PROBLEM STATEMENT: Copy each line exactly.
##########
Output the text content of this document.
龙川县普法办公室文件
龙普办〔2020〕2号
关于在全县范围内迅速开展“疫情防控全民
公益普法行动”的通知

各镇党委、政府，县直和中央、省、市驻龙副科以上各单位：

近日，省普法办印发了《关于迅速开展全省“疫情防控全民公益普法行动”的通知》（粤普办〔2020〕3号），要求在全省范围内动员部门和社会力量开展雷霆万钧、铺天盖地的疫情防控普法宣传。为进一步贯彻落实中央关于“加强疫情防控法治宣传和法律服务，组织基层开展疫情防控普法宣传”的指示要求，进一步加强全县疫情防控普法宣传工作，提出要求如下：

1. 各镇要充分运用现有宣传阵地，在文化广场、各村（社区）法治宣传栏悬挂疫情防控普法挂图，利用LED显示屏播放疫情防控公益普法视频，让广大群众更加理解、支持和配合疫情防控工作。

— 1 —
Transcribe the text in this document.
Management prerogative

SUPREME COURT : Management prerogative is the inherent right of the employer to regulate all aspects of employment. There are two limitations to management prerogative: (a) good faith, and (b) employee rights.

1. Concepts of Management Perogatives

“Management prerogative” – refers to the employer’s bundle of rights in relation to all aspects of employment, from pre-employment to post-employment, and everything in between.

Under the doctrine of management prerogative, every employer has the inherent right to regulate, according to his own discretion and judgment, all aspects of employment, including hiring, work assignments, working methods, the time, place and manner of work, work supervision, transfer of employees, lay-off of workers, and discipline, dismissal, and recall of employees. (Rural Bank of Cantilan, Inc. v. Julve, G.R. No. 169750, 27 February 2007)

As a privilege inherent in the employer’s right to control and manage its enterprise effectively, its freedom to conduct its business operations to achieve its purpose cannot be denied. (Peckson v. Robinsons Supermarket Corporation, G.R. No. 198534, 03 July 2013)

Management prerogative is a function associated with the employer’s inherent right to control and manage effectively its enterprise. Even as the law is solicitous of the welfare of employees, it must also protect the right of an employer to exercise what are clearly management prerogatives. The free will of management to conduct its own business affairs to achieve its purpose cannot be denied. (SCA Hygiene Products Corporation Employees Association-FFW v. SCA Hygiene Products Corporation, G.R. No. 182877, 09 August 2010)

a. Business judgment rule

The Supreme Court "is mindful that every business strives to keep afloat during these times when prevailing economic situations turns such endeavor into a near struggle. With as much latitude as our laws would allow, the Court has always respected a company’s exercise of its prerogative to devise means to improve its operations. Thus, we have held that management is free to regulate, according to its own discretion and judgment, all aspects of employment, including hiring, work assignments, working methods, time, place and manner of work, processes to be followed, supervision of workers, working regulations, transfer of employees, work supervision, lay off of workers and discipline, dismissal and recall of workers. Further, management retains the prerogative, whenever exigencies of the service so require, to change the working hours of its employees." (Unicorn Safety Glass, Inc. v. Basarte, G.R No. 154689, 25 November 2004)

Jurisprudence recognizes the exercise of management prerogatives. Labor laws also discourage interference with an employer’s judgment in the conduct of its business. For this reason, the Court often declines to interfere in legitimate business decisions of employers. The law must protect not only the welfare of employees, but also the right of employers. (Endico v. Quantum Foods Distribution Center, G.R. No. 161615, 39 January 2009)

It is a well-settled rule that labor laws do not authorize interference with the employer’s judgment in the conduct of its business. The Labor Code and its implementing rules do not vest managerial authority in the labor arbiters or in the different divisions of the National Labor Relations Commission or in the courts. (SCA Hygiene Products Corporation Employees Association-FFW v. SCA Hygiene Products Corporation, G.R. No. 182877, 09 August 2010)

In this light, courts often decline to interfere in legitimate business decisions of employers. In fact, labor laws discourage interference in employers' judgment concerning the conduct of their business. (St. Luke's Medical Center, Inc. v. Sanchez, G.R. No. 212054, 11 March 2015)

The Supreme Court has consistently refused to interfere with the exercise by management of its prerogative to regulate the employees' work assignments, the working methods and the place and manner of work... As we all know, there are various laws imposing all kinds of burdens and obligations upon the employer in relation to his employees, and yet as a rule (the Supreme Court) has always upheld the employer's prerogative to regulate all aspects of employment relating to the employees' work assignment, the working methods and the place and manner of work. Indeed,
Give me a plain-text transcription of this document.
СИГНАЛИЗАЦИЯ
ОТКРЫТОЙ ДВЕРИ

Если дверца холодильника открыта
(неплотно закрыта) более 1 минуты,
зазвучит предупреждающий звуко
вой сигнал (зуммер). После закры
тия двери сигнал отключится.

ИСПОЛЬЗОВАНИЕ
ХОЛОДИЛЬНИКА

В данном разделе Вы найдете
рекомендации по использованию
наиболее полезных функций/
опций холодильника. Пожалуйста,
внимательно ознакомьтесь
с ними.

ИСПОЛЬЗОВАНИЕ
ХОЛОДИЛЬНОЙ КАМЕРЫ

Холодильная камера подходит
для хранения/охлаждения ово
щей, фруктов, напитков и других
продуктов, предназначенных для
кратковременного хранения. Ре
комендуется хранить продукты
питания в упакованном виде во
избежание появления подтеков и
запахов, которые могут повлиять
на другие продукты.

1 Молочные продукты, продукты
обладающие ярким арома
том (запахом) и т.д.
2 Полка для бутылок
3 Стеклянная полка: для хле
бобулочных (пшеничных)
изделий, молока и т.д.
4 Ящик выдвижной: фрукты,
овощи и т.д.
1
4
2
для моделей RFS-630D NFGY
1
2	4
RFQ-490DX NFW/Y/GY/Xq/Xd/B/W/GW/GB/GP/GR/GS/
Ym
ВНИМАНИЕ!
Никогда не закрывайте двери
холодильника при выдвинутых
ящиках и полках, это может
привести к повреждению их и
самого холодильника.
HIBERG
##########
OUTPUT BELOW:
Output the text content of this document.
龙川县普法办公室文件
龙普办〔2020〕2号
关于在全县范围内迅速开展“疫情防控全民
公益普法行动”的通知

各镇党委、政府，县直和中央、省、市驻龙副科以上各单位：

近日，省普法办印发了《关于迅速开展全省“疫情防控全民公益普法行动”的通知》（粤普办〔2020〕3号），要求在全省范围内动员部门和社会力量开展雷霆万钧、铺天盖地的疫情防控普法宣传。为进一步贯彻落实中央关于“加强疫情防控法治宣传和法律服务，组织基层开展疫情防控普法宣传”的指示要求，进一步加强全县疫情防控普法宣传工作，提出要求如下：

1. 各镇要充分运用现有宣传阵地，在文化广场、各村（社区）法治宣传栏悬挂疫情防控普法挂图，利用LED显示屏播放疫情防控公益普法视频，让广大群众更加理解、支持和配合疫情防控工作。

— 1 —
Transcribe the text in this document.
Management prerogative

SUPREME COURT : Management prerogative is the inherent right of the employer to regulate all aspects of employment. There are two limitations to management prerogative: (a) good faith, and (b) employee rights.

1. Concepts of Management Perogatives

“Management prerogative” – refers to the employer’s bundle of rights in relation to all aspects of employment, from pre-employment to post-employment, and everything in between.

Under the doctrine of management prerogative, every employer has the inherent right to regulate, according to his own discretion and judgment, all aspects of employment, including hiring, work assignments, working methods, the time, place and manner of work, work supervision, transfer of employees, lay-off of workers, and discipline, dismissal, and recall of employees. (Rural Bank of Cantilan, Inc. v. Julve, G.R. No. 169750, 27 February 2007)

As a privilege inherent in the employer’s right to control and manage its enterprise effectively, its freedom to conduct its business operations to achieve its purpose cannot be denied. (Peckson v. Robinsons Supermarket Corporation, G.R. No. 198534, 03 July 2013)

Management prerogative is a function associated with the employer’s inherent right to control and manage effectively its enterprise. Even as the law is solicitous of the welfare of employees, it must also protect the right of an employer to exercise what are clearly management prerogatives. The free will of management to conduct its own business affairs to achieve its purpose cannot be denied. (SCA Hygiene Products Corporation Employees Association-FFW v. SCA Hygiene Products Corporation, G.R. No. 182877, 09 August 2010)

a. Business judgment rule

The Supreme Court "is mindful that every business strives to keep afloat during these times when prevailing economic situations turns such endeavor into a near struggle. With as much latitude as our laws would allow, the Court has always respected a company’s exercise of its prerogative to devise means to improve its operations. Thus, we have held that management is free to regulate, according to its own discretion and judgment, all aspects of employment, including hiring, work assignments, working methods, time, place and manner of work, processes to be followed, supervision of workers, working regulations, transfer of employees, work supervision, lay off of workers and discipline, dismissal and recall of workers. Further, management retains the prerogative, whenever exigencies of the service so require, to change the working hours of its employees." (Unicorn Safety Glass, Inc. v. Basarte, G.R No. 154689, 25 November 2004)

Jurisprudence recognizes the exercise of management prerogatives. Labor laws also discourage interference with an employer’s judgment in the conduct of its business. For this reason, the Court often declines to interfere in legitimate business decisions of employers. The law must protect not only the welfare of employees, but also the right of employers. (Endico v. Quantum Foods Distribution Center, G.R. No. 161615, 39 January 2009)

It is a well-settled rule that labor laws do not authorize interference with the employer’s judgment in the conduct of its business. The Labor Code and its implementing rules do not vest managerial authority in the labor arbiters or in the different divisions of the National Labor Relations Commission or in the courts. (SCA Hygiene Products Corporation Employees Association-FFW v. SCA Hygiene Products Corporation, G.R. No. 182877, 09 August 2010)

In this light, courts often decline to interfere in legitimate business decisions of employers. In fact, labor laws discourage interference in employers' judgment concerning the conduct of their business. (St. Luke's Medical Center, Inc. v. Sanchez, G.R. No. 212054, 11 March 2015)

The Supreme Court has consistently refused to interfere with the exercise by management of its prerogative to regulate the employees' work assignments, the working methods and the place and manner of work... As we all know, there are various laws imposing all kinds of burdens and obligations upon the employer in relation to his employees, and yet as a rule (the Supreme Court) has always upheld the employer's prerogative to regulate all aspects of employment relating to the employees' work assignment, the working methods and the place and manner of work. Indeed,
Give me a plain-text transcription of this document.
СИГНАЛИЗАЦИЯ
ОТКРЫТОЙ ДВЕРИ

Если дверца холодильника открыта
(неплотно закрыта) более 1 минуты,
зазвучит предупреждающий звуко
вой сигнал (зуммер). После закры
тия двери сигнал отключится.

ИСПОЛЬЗОВАНИЕ
ХОЛОДИЛЬНИКА

В данном разделе Вы найдете
рекомендации по использованию
наиболее полезных функций/
опций холодильника. Пожалуйста,
внимательно ознакомьтесь
с ними.

ИСПОЛЬЗОВАНИЕ
ХОЛОДИЛЬНОЙ КАМЕРЫ

Холодильная камера подходит
для хранения/охлаждения ово
щей, фруктов, напитков и других
продуктов, предназначенных для
кратковременного хранения. Ре
комендуется хранить продукты
питания в упакованном виде во
избежание появления подтеков и
запахов, которые могут повлиять
на другие продукты.

1 Молочные продукты, продукты
обладающие ярким арома
том (запахом) и т.д.
2 Полка для бутылок
3 Стеклянная полка: для хле
бобулочных (пшеничных)
изделий, молока и т.д.
4 Ящик выдвижной: фрукты,
овощи и т.д.
1
4
2
для моделей RFS-630D NFGY
1
2	4
RFQ-490DX NFW/Y/GY/Xq/Xd/B/W/GW/GB/GP/GR/GS/
Ym
ВНИМАНИЕ!
Никогда не закрывайте двери
холодильника при выдвинутых
ящиках и полках, это может
привести к повреждению их и
самого холодильника.
HIBERG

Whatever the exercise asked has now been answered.